Records supplied =>
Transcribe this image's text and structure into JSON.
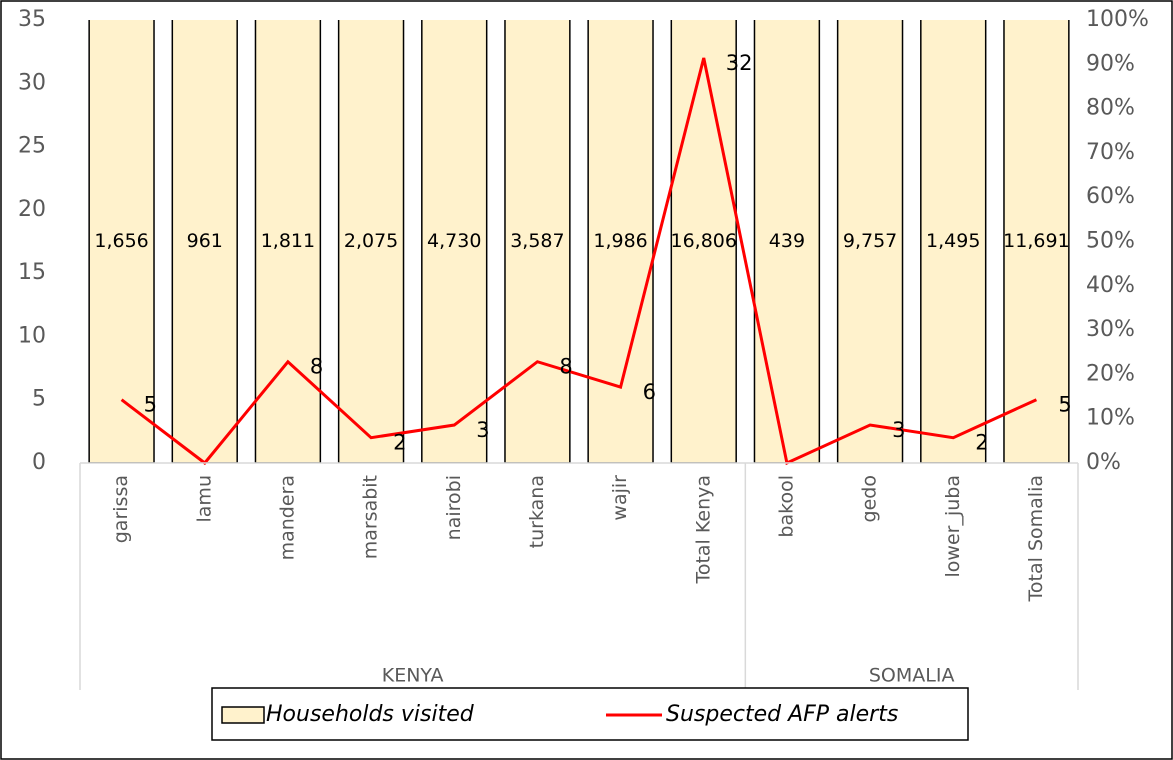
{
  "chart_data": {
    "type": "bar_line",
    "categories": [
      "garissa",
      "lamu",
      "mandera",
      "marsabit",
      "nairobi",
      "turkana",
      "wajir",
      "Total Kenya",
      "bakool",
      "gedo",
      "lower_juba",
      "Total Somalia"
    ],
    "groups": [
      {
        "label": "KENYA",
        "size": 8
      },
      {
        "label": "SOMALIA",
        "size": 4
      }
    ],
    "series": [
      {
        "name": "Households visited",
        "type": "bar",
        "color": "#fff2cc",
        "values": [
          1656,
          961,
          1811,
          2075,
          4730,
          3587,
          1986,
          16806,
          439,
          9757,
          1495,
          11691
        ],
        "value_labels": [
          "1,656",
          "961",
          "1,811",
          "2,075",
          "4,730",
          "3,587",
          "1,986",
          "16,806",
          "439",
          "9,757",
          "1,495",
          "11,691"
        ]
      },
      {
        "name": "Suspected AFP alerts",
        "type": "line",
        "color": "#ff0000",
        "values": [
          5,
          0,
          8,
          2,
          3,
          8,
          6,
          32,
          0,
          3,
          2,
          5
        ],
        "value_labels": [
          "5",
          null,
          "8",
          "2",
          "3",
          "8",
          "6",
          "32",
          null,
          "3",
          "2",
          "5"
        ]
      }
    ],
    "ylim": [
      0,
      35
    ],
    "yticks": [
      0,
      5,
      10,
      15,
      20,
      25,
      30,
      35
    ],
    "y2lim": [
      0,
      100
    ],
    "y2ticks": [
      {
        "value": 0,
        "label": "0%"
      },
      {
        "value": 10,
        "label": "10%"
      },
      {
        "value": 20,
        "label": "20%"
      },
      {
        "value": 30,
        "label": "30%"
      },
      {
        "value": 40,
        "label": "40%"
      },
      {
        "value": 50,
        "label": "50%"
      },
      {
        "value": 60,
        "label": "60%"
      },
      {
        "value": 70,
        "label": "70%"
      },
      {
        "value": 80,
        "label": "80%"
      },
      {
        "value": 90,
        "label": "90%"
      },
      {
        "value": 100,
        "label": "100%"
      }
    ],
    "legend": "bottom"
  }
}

* * *

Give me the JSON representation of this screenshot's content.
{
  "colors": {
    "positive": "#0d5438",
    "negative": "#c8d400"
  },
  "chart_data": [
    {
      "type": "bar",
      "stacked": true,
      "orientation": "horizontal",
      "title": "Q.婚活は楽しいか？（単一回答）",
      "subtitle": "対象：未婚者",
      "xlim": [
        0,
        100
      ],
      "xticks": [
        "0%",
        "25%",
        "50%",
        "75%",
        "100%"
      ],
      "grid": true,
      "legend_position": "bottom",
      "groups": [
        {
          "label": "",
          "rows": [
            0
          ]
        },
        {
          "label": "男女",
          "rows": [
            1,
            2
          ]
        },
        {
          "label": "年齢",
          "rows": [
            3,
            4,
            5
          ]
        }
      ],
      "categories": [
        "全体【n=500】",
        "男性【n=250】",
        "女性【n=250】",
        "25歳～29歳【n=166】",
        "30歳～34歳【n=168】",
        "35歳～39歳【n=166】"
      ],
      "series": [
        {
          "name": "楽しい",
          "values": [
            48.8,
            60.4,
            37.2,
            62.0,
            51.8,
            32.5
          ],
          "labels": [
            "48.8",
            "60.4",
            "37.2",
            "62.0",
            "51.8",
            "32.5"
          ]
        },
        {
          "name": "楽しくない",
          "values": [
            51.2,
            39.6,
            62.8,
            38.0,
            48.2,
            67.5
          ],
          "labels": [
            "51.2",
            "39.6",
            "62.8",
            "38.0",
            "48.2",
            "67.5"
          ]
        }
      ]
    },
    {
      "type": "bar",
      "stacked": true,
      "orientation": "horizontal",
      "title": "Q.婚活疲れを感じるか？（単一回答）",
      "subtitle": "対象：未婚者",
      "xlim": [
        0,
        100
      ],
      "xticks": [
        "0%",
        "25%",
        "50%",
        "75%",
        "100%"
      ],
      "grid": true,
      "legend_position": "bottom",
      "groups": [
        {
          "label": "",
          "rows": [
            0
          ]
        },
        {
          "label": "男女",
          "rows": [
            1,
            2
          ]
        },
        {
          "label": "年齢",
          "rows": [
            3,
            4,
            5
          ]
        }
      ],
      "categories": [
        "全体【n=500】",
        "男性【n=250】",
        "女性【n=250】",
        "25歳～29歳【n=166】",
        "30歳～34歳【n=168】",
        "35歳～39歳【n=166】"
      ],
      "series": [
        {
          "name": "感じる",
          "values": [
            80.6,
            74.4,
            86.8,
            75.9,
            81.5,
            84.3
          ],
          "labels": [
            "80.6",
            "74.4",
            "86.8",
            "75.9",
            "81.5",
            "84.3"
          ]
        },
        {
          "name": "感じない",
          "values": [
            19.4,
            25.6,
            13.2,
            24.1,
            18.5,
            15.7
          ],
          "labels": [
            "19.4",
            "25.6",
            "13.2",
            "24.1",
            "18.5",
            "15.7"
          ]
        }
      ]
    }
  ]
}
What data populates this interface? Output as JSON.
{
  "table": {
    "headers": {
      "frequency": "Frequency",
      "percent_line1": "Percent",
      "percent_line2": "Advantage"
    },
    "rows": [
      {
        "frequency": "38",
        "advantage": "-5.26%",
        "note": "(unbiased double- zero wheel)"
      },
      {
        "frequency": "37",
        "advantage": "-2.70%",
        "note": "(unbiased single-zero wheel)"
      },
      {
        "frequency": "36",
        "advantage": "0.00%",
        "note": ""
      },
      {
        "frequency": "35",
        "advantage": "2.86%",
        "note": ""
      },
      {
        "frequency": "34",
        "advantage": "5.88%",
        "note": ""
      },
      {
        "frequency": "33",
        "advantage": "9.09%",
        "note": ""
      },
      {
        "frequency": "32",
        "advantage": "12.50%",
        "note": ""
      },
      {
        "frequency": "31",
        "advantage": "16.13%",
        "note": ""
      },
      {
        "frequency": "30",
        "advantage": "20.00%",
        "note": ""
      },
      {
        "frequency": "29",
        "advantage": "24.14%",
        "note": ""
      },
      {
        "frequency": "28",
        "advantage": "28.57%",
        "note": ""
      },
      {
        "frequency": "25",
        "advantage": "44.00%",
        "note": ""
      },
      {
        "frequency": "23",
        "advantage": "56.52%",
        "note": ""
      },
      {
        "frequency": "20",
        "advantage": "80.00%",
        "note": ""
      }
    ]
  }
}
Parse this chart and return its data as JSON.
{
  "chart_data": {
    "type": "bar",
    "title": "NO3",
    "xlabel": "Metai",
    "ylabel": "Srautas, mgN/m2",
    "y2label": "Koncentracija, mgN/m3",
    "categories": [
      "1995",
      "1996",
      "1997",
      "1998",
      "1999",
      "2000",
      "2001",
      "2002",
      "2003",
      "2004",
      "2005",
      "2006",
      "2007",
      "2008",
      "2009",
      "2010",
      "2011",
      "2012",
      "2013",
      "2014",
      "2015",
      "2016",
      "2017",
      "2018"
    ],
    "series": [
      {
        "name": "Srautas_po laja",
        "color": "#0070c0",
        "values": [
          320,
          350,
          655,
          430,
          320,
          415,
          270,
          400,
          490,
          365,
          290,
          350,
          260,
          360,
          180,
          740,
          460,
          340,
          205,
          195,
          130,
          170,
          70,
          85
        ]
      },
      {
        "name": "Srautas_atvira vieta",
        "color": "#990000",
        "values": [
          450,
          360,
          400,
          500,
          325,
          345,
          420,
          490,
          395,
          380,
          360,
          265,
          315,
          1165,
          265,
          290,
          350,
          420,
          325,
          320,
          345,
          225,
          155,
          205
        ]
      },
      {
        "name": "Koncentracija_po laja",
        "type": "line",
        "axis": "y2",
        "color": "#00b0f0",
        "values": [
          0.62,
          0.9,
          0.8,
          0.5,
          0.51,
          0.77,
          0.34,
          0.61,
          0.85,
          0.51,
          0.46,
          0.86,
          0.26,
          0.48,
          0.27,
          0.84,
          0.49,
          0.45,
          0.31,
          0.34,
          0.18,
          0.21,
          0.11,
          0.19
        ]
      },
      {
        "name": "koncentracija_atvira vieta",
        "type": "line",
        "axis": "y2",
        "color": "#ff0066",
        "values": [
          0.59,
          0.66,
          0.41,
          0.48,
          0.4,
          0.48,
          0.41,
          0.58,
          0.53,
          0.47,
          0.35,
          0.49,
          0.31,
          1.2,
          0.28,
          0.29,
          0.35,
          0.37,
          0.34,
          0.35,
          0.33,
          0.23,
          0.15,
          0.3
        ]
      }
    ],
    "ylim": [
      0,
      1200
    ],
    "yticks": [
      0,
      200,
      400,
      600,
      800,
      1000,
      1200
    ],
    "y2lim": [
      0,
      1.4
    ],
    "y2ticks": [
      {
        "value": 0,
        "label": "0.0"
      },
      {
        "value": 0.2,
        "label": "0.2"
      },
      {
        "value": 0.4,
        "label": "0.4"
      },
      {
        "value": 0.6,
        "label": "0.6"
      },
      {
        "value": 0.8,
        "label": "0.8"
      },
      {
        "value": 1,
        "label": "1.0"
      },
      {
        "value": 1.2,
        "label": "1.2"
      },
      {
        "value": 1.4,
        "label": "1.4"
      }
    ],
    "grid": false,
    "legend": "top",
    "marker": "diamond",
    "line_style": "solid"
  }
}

Task to complete =>
Your task is to pick out every line with the string "unbiased" and copy it.

Solution to this exercise =>
        "note": "(unbiased double- zero wheel)"
        "note": "(unbiased single-zero wheel)"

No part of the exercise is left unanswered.